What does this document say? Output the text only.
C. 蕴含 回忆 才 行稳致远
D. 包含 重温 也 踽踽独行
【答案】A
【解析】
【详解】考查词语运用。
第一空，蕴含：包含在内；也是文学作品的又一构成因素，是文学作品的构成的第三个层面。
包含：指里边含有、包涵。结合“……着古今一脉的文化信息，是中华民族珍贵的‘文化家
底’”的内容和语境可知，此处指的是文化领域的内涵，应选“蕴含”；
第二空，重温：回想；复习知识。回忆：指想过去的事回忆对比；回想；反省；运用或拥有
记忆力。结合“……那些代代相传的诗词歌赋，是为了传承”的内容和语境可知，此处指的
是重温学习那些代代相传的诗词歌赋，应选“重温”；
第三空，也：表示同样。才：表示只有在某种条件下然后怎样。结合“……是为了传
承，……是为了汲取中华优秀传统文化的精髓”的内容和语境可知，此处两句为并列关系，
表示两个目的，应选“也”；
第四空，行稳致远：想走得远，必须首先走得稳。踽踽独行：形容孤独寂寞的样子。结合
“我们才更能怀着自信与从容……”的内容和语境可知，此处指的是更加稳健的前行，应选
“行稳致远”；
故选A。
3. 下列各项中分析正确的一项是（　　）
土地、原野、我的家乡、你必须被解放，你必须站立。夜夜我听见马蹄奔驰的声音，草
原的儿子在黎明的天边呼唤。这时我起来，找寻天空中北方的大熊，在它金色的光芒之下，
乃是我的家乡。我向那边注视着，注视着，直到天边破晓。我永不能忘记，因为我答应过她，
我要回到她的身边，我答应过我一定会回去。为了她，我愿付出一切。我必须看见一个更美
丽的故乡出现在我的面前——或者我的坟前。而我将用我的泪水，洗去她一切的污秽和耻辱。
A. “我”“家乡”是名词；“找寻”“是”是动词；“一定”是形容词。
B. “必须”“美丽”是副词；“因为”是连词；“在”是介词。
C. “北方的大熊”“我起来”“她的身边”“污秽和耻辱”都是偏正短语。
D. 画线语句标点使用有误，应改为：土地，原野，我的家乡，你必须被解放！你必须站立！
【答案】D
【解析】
▬▬▬
[WHAT YOU ARE ASKED TO DO]: Repeat the preceding lines exactly, please, every one of them.

[SOLUTION TO THIS PROBLEM]:
What does this document say? Output the text only.
C. 蕴含 回忆 才 行稳致远
D. 包含 重温 也 踽踽独行
【答案】A
【解析】
【详解】考查词语运用。
第一空，蕴含：包含在内；也是文学作品的又一构成因素，是文学作品的构成的第三个层面。
包含：指里边含有、包涵。结合“……着古今一脉的文化信息，是中华民族珍贵的‘文化家
底’”的内容和语境可知，此处指的是文化领域的内涵，应选“蕴含”；
第二空，重温：回想；复习知识。回忆：指想过去的事回忆对比；回想；反省；运用或拥有
记忆力。结合“……那些代代相传的诗词歌赋，是为了传承”的内容和语境可知，此处指的
是重温学习那些代代相传的诗词歌赋，应选“重温”；
第三空，也：表示同样。才：表示只有在某种条件下然后怎样。结合“……是为了传
承，……是为了汲取中华优秀传统文化的精髓”的内容和语境可知，此处两句为并列关系，
表示两个目的，应选“也”；
第四空，行稳致远：想走得远，必须首先走得稳。踽踽独行：形容孤独寂寞的样子。结合
“我们才更能怀着自信与从容……”的内容和语境可知，此处指的是更加稳健的前行，应选
“行稳致远”；
故选A。
3. 下列各项中分析正确的一项是（　　）
土地、原野、我的家乡、你必须被解放，你必须站立。夜夜我听见马蹄奔驰的声音，草
原的儿子在黎明的天边呼唤。这时我起来，找寻天空中北方的大熊，在它金色的光芒之下，
乃是我的家乡。我向那边注视着，注视着，直到天边破晓。我永不能忘记，因为我答应过她，
我要回到她的身边，我答应过我一定会回去。为了她，我愿付出一切。我必须看见一个更美
丽的故乡出现在我的面前——或者我的坟前。而我将用我的泪水，洗去她一切的污秽和耻辱。
A. “我”“家乡”是名词；“找寻”“是”是动词；“一定”是形容词。
B. “必须”“美丽”是副词；“因为”是连词；“在”是介词。
C. “北方的大熊”“我起来”“她的身边”“污秽和耻辱”都是偏正短语。
D. 画线语句标点使用有误，应改为：土地，原野，我的家乡，你必须被解放！你必须站立！
【答案】D
【解析】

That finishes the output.